> Text excerpt

━━━━━━━━

The Crown season six on Netflix: Dominic West is far too sexy to play King Charles

It is a truth universally acknowledged that Dominic West was rather badly miscast as Prince Charles in The Crown. In fact, the two people bear absolutely no resemblance at all. If you locked them in a room of mirrors together for a thousand years, not once would one of them suggest that they may look vaguely similar.

And what an unfortunate predicament, given how we are reminded of it every single time West appears on screen, which is quite a lot. It's only further reinforced by how well Elizabeth Debicki, despite being an Australian of genuine model proportions, slips into the role of Diana, her kohl-lined blue eyes a dead ringer for the Princess of Wales'.

Sure, West has got the voice and the stance down, but there are Royal movement and vocal coaches for that. And after such a winning streak of casting for The Crown, it really is a jarring choice, especially now we're back into season six, with a host of new doppelgangers, and Debicki looking more and more settled as Di.

━━━━━━━━

> Given information
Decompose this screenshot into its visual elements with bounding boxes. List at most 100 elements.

━━━━━━━━

> Required tasks
• a. Summarize the piece on The Crown's casting in two sentences.
• b. According to the piece on The Crown's casting, which actor plays Diana?

> Full solutions
• a. Dominic West is badly miscast as Prince Charles in The Crown because the two look nothing alike, and viewers are reminded of this every time he appears on screen. Although West has the voice and stance down, the choice is jarring next to the show's otherwise strong casting, especially Elizabeth Debicki, who slips well into the role of Diana.

• b. Elizabeth Debicki.